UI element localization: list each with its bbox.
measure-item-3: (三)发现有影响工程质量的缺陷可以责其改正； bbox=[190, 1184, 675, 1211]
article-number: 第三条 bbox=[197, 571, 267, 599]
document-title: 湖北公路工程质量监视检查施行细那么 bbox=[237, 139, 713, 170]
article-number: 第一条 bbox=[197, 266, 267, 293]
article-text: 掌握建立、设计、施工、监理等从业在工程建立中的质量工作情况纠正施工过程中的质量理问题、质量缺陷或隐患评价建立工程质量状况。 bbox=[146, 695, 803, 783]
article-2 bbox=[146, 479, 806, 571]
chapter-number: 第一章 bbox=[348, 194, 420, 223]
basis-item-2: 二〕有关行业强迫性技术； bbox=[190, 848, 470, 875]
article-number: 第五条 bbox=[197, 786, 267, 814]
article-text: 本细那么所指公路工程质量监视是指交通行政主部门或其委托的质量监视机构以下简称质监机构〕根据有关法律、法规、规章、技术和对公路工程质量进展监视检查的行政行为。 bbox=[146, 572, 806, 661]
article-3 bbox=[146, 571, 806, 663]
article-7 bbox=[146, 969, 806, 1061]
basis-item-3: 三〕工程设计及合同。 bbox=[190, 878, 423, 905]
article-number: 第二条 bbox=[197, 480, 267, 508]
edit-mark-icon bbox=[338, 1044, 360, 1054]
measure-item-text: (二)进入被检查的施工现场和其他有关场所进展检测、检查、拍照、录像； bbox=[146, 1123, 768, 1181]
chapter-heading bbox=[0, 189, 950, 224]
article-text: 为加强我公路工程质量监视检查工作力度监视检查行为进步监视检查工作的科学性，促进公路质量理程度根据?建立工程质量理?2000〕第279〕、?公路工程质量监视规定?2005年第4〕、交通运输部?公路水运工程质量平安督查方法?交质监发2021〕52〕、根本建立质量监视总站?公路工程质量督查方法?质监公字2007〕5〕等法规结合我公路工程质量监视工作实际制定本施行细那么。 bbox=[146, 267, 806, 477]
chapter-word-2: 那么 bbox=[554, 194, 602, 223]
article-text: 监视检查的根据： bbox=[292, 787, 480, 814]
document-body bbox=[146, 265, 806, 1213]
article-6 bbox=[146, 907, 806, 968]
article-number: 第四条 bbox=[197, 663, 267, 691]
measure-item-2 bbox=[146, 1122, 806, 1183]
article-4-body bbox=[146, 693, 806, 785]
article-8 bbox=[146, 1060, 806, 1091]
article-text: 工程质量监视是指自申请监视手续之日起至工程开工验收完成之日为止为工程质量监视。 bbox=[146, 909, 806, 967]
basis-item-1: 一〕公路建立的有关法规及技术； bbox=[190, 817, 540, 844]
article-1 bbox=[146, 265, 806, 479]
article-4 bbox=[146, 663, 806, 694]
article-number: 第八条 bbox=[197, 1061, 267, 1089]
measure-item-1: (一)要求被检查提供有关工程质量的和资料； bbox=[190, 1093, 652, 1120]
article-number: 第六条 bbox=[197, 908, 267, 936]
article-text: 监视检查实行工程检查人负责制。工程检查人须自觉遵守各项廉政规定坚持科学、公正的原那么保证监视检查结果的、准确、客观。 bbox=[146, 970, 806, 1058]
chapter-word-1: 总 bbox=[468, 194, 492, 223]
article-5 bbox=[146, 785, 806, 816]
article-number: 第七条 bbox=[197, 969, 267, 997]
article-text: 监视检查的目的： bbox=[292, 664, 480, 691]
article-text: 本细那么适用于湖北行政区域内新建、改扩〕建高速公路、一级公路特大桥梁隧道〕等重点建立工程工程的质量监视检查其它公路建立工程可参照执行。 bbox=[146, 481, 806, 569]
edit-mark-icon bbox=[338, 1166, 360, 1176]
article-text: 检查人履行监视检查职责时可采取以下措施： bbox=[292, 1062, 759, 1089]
--
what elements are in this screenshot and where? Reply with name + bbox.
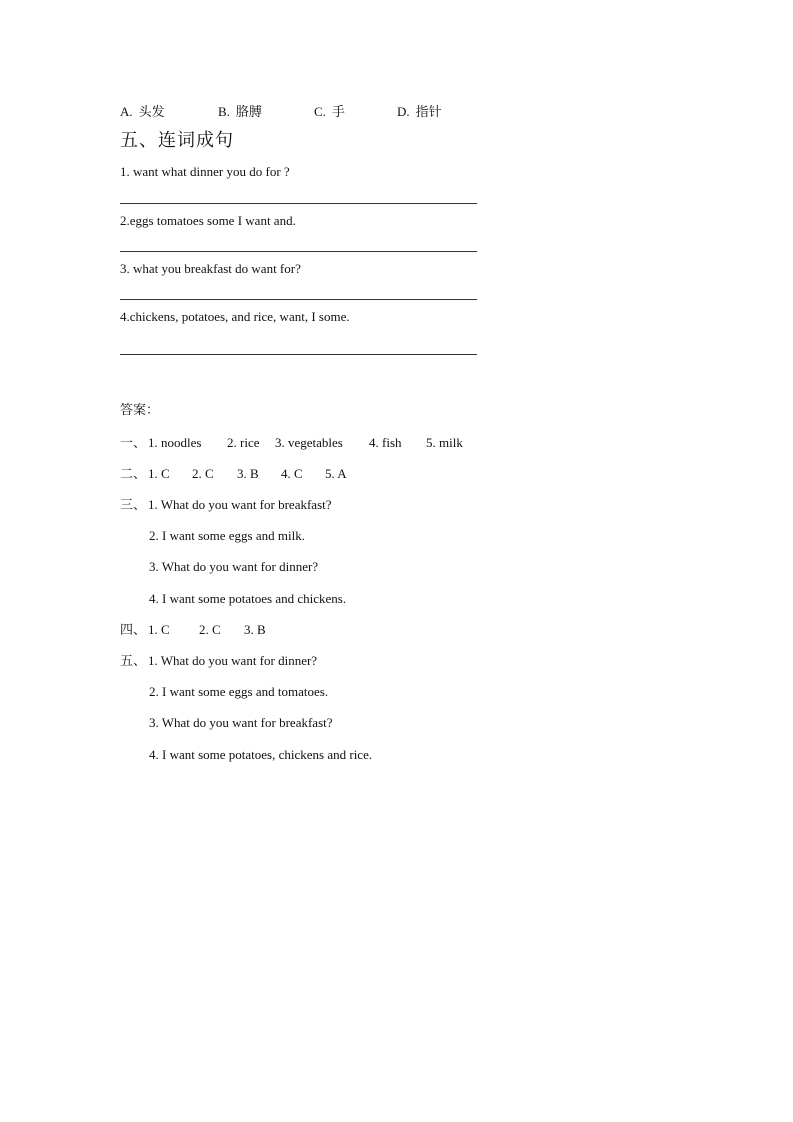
---
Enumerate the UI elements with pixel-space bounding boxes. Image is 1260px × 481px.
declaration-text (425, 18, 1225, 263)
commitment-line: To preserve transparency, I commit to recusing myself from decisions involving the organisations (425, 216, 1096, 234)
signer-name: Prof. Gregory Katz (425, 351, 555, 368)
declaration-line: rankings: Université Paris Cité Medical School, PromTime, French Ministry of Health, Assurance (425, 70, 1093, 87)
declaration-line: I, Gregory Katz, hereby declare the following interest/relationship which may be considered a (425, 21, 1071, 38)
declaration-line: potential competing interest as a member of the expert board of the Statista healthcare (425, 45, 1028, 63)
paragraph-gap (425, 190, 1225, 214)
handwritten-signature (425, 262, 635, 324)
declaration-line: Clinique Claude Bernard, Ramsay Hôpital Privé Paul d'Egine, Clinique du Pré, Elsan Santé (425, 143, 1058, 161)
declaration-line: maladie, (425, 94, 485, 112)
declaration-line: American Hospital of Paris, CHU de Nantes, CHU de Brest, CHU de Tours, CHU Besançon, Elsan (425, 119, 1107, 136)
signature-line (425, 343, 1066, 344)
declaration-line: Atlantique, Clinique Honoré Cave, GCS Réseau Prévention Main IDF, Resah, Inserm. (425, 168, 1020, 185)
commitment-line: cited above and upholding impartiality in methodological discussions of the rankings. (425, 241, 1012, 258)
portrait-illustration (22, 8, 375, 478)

__Exercise directions__
How many of the lines above contain the string "body"? Case counts. Reply with the number alone.

__Task result__
2